### DOCUMENT EXTRACT
I totally agree with Yoshismom! There has to be something you can do to protect you and that sweet little puppy and keep this nasty creep from doing this to another breeder, ruining their reputation and then profitting from the puppies they are buying and not holding up to the contract. That is what contracts are for to protect both the buyer and the breeder.


----------



## Harley Ridin Chopper (Nov 8, 2007)

Awww Pip. I am so sorry you are having to go through all this with your husband and now the puppy worry on top. I will keep you in my prayers. It will all work out and just know that we are all here for you if you need to talk or just need someone to listen. Some of us have had experience in the area of seperation/divorce so don't hesitate to PM us if you need to get things off your chest. ((hugs))


----------



## *Sarah* (Apr 19, 2005)

*hugs* I have generally found people only get nasty when they have no leg to stand on. After all what other reason would she have for getting catty. Stick to your guns Pip she signed a contract that the pup would be returned to you not sold on, so I would think that if you even get a solicitor to write a letter to her there is a high chance she'll give her back. After all it's a legally binding document that she signed.

I hope it gets better for you


----------



## hallow91 (May 4, 2008)

Oh Dear. I just hate that you are going through this. I wish I had the money and lived closer I would totally adopt her. If you see her on the boards at all slandering your name let us know. Maybe we can help give word to all in your dog world. Please keep loving the pups as much as you do. Someone like you should be breeding pups. It is people like her that should stay away from pups in general. I am sending you positive vibes that something happens to solve this. I hope you find someone that can help you get your pup back. I am sending positive vibes that you find the strength to get through this tough time.
######
### SUPPLIED INFORMATION
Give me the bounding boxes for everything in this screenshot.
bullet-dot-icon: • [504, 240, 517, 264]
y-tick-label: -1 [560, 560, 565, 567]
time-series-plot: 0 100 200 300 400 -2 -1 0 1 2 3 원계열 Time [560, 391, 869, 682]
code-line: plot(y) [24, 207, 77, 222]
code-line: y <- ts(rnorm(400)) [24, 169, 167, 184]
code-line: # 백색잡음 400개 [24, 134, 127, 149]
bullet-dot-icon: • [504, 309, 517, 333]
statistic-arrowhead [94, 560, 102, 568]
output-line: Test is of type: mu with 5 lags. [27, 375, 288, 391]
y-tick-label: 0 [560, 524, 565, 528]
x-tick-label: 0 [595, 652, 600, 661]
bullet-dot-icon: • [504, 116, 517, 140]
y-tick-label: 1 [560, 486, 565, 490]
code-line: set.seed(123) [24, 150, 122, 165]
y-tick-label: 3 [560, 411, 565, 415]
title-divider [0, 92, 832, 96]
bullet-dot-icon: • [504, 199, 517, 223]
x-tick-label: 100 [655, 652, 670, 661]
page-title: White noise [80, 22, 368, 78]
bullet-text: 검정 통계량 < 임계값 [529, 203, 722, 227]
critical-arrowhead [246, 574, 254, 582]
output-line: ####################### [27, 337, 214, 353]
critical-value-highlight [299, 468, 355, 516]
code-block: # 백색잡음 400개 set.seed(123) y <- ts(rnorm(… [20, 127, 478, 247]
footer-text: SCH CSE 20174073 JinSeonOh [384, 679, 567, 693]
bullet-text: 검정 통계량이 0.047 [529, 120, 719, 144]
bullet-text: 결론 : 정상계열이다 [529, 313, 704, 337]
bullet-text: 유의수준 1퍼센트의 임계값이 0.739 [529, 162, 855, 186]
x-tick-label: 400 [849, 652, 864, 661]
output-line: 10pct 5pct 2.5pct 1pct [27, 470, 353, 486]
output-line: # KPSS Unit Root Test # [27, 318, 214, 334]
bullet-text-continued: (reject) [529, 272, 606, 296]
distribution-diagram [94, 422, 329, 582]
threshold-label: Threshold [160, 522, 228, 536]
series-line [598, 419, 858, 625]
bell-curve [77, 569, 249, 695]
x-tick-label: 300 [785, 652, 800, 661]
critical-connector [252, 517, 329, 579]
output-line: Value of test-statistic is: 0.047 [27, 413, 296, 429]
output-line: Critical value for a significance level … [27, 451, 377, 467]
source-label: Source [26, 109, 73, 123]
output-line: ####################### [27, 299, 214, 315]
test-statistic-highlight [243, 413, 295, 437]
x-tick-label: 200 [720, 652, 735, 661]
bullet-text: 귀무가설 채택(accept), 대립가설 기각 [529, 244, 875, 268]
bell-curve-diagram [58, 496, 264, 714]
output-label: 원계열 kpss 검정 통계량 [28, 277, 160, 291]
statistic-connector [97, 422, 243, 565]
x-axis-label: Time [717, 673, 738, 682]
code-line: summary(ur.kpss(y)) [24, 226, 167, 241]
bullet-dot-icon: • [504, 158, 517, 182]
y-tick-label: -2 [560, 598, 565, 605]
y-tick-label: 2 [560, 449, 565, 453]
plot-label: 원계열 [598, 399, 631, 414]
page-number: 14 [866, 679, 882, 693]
######
*ACTIONS TO TAKE:*
• a. List each name that appears in a post header of the puppy contract thread, along with the date shown beside it.
• b. Translate this sentence from the puppy contract thread into Spanish: "That is what contracts are for to protect both the buyer and the breeder."
• c. Continue the puppy contract thread from the end of its last post.

*TASK ANSWERS:*
• a.
Harley Ridin Chopper (Nov 8, 2007)
Sarah (Apr 19, 2005)
hallow91 (May 4, 2008)

• b. Para eso son los contratos: para proteger tanto al comprador como al criador.

• c.
----------



## Chigang (May 15, 2007)

Oh thankyou so much everyone, you are all great people.


----------



## ola amigo (Jan 11, 2008)

Pip,

Can we go on epupz and complain bout her and get them to with draw the advert and get her back to you. I would also buy her if I had the money as I am now addicted to these little dogs. Please stay strong on the home front and remember what goes around comes around. Take strength from all your friends on here and please PM me if you need anything. xxx


----------



## Chigang (May 15, 2007)

Ok so I have had more abuse from her, saying she is going tell everyone I sell pups with the 'sh1ts' sorry thats her words not mine, so I have reported her to epupz but they say there is nothing they can do unless they get more complaints about her. Thats just crap I think.


----------



## Chigang (May 15, 2007)

Well she says the pup has a bad tummy and has th runs all the time which is news to me as she was fine with me for the first 12 weeks, anyway she shouldnt sell her if she has a problem. 
I think now I have complianed to epupz I just leave it now as I dont want to work myself up about it with everything else going on in my life at the mo, I just have to pray the poor pup dose find a really lovely home.


----------



## ilovebambam (Jun 16, 2006)

thats horrible! isn't it illegal too since they signed a contract? i hope you get her back! good luck!


----------



## tiny- dog- luverr (Oct 28, 2005)

If enough of us complain to epuz can something be done? ive got such a mind to tell this evil woman what for!!!


----------



## deedee07 (Mar 2, 2007)

surely if enough of us complained Epupz would have to do something not that it would really help as there are so many free ad ites that she could use so...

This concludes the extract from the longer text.